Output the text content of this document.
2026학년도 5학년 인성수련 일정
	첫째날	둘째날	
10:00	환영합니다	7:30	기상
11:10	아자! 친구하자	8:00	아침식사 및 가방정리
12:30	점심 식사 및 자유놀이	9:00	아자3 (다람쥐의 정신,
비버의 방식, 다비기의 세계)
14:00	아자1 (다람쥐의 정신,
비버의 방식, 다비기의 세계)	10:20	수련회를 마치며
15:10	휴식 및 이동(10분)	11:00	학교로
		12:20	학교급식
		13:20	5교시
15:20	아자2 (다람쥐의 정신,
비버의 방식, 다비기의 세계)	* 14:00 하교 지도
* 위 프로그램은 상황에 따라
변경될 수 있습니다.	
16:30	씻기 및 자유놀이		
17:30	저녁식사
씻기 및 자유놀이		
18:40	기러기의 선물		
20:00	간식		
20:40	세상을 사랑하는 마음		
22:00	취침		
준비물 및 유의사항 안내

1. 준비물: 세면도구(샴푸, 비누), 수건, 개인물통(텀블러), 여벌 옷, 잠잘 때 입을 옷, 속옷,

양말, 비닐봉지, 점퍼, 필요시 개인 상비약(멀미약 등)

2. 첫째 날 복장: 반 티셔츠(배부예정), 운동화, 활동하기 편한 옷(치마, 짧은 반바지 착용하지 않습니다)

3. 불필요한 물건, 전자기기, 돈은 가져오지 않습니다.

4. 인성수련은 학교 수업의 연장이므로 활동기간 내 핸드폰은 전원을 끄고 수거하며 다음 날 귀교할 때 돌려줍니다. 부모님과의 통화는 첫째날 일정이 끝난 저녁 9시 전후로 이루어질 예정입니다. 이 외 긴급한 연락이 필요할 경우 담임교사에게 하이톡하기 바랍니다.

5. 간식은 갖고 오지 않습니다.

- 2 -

- - - - - - -

* _What the task requires_
Find the lines above that contain the word "다람쥐의" and collect them.

* _Answer to the task_
12:30	점심 식사 및 자유놀이	9:00	아자3 (다람쥐의 정신,
14:00	아자1 (다람쥐의 정신,
15:20	아자2 (다람쥐의 정신,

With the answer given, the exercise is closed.